Short exercise> Please print all of the material below, word for word.

Data records
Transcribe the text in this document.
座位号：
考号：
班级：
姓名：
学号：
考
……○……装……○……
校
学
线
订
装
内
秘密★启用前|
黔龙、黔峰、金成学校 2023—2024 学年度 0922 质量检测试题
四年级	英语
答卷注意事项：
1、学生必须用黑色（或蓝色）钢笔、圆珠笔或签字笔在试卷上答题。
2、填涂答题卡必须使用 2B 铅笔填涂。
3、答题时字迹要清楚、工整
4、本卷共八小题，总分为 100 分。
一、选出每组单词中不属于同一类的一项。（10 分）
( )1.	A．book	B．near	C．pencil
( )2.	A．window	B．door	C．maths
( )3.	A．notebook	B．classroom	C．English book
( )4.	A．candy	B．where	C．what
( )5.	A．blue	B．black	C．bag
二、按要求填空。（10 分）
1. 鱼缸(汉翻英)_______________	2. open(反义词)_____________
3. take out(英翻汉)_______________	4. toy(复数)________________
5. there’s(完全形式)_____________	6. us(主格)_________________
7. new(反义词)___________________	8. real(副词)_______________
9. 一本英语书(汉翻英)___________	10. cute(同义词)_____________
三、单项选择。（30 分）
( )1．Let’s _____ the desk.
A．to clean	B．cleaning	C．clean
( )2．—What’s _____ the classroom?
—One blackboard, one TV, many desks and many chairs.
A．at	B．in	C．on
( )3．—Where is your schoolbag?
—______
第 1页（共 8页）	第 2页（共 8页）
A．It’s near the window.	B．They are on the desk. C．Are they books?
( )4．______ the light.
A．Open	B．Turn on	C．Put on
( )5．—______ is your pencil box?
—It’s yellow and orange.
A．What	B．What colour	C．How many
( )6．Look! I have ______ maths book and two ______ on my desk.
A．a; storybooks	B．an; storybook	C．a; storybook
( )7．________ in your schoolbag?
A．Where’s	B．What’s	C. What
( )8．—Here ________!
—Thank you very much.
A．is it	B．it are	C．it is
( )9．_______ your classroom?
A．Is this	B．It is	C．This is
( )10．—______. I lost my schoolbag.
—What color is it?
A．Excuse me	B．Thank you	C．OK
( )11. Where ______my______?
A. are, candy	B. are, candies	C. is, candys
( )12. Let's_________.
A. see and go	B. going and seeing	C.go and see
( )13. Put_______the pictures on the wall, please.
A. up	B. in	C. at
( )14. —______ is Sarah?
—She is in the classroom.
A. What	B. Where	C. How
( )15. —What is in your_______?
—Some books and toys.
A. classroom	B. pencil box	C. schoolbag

Task result>
Transcribe the text in this document.
座位号：
考号：
班级：
姓名：
学号：
考
……○……装……○……
校
学
线
订
装
内
秘密★启用前|
黔龙、黔峰、金成学校 2023—2024 学年度 0922 质量检测试题
四年级	英语
答卷注意事项：
1、学生必须用黑色（或蓝色）钢笔、圆珠笔或签字笔在试卷上答题。
2、填涂答题卡必须使用 2B 铅笔填涂。
3、答题时字迹要清楚、工整
4、本卷共八小题，总分为 100 分。
一、选出每组单词中不属于同一类的一项。（10 分）
( )1.	A．book	B．near	C．pencil
( )2.	A．window	B．door	C．maths
( )3.	A．notebook	B．classroom	C．English book
( )4.	A．candy	B．where	C．what
( )5.	A．blue	B．black	C．bag
二、按要求填空。（10 分）
1. 鱼缸(汉翻英)_______________	2. open(反义词)_____________
3. take out(英翻汉)_______________	4. toy(复数)________________
5. there’s(完全形式)_____________	6. us(主格)_________________
7. new(反义词)___________________	8. real(副词)_______________
9. 一本英语书(汉翻英)___________	10. cute(同义词)_____________
三、单项选择。（30 分）
( )1．Let’s _____ the desk.
A．to clean	B．cleaning	C．clean
( )2．—What’s _____ the classroom?
—One blackboard, one TV, many desks and many chairs.
A．at	B．in	C．on
( )3．—Where is your schoolbag?
—______
第 1页（共 8页）	第 2页（共 8页）
A．It’s near the window.	B．They are on the desk. C．Are they books?
( )4．______ the light.
A．Open	B．Turn on	C．Put on
( )5．—______ is your pencil box?
—It’s yellow and orange.
A．What	B．What colour	C．How many
( )6．Look! I have ______ maths book and two ______ on my desk.
A．a; storybooks	B．an; storybook	C．a; storybook
( )7．________ in your schoolbag?
A．Where’s	B．What’s	C. What
( )8．—Here ________!
—Thank you very much.
A．is it	B．it are	C．it is
( )9．_______ your classroom?
A．Is this	B．It is	C．This is
( )10．—______. I lost my schoolbag.
—What color is it?
A．Excuse me	B．Thank you	C．OK
( )11. Where ______my______?
A. are, candy	B. are, candies	C. is, candys
( )12. Let's_________.
A. see and go	B. going and seeing	C.go and see
( )13. Put_______the pictures on the wall, please.
A. up	B. in	C. at
( )14. —______ is Sarah?
—She is in the classroom.
A. What	B. Where	C. How
( )15. —What is in your_______?
—Some books and toys.
A. classroom	B. pencil box	C. schoolbag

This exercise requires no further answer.